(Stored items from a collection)
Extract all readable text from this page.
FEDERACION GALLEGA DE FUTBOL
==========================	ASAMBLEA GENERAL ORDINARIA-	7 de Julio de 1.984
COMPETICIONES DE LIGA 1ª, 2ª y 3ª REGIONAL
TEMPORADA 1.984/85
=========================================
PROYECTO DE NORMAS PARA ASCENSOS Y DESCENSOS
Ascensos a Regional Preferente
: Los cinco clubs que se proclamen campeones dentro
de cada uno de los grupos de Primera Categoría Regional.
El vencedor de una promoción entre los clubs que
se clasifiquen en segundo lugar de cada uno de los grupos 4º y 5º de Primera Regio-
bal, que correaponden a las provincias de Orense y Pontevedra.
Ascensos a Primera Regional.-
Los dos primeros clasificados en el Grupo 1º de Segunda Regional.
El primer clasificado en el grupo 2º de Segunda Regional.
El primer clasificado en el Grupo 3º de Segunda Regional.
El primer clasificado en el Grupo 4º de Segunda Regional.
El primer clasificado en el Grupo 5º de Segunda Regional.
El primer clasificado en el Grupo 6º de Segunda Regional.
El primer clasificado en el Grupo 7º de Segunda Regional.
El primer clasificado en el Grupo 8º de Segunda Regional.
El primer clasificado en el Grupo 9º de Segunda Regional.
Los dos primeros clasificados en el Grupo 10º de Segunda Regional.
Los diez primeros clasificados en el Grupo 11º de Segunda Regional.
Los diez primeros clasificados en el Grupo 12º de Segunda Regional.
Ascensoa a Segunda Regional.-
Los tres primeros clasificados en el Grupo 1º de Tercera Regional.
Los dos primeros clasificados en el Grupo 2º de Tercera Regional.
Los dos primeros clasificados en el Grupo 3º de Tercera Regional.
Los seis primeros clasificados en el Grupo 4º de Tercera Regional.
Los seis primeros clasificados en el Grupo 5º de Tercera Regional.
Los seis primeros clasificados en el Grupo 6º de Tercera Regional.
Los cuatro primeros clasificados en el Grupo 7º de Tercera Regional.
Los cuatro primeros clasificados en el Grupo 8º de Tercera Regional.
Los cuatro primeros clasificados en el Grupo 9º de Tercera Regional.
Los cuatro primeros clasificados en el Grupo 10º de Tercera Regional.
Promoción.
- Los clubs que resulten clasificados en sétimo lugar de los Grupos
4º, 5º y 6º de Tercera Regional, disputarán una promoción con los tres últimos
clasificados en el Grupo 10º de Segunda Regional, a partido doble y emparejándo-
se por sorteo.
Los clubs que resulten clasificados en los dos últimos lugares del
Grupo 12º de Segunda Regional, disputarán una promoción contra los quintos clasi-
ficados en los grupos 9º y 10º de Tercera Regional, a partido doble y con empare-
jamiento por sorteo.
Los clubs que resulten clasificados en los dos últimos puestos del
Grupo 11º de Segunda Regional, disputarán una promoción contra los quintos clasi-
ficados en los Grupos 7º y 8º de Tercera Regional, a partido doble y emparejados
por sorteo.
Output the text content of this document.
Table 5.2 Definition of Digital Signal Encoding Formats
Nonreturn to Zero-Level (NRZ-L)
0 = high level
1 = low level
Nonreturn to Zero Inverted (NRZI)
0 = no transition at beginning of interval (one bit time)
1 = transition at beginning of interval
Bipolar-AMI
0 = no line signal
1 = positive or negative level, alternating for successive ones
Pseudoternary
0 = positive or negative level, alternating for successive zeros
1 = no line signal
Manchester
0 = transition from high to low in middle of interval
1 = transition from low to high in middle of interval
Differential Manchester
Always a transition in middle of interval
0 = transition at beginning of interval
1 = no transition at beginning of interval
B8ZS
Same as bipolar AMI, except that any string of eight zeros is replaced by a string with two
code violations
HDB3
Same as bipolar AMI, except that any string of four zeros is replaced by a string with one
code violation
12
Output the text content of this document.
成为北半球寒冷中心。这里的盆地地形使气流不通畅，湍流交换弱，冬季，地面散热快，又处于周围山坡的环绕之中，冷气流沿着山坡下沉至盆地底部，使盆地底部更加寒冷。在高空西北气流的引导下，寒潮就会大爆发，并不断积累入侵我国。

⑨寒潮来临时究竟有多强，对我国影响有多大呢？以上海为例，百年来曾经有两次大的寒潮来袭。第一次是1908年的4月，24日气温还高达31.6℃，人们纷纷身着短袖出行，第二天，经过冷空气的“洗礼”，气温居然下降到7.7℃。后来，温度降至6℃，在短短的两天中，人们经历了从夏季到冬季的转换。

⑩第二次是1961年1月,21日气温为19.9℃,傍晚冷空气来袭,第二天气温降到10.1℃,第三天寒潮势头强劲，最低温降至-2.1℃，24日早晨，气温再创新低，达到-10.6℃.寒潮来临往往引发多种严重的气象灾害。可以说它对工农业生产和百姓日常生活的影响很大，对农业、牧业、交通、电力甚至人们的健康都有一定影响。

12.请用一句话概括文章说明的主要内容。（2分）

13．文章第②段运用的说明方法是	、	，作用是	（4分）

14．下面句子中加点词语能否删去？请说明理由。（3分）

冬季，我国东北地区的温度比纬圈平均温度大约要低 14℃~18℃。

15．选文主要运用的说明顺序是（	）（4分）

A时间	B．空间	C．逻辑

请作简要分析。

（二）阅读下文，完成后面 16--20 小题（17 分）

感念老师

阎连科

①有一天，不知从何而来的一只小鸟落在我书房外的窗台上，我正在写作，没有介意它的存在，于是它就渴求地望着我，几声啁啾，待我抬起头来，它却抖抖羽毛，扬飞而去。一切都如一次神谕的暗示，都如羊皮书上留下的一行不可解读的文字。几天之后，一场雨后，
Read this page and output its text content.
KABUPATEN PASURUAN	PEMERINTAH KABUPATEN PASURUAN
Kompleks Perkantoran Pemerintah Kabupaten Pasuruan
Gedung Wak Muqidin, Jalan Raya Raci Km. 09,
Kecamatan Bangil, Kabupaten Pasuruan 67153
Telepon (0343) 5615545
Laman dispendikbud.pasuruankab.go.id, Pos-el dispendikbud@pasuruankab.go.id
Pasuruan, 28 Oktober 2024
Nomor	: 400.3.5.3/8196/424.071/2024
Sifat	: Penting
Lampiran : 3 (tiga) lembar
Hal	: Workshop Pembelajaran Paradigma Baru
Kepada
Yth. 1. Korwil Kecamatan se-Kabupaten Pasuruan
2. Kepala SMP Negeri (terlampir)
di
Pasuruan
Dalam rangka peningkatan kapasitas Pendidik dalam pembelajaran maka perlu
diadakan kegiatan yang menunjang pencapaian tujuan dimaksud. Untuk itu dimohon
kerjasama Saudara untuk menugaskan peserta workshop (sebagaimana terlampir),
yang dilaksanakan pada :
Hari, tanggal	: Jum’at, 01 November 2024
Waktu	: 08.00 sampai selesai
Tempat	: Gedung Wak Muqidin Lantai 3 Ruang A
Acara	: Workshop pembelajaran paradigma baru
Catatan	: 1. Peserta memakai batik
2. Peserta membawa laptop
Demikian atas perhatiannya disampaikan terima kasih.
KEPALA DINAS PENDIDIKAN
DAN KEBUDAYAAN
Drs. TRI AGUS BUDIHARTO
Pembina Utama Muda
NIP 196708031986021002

-- Task instructions --
Gather every line from the entries above where the word "negative" appears, and copy them.

-- Solution for this task --
1 = positive or negative level, alternating for successive ones
0 = positive or negative level, alternating for successive zeros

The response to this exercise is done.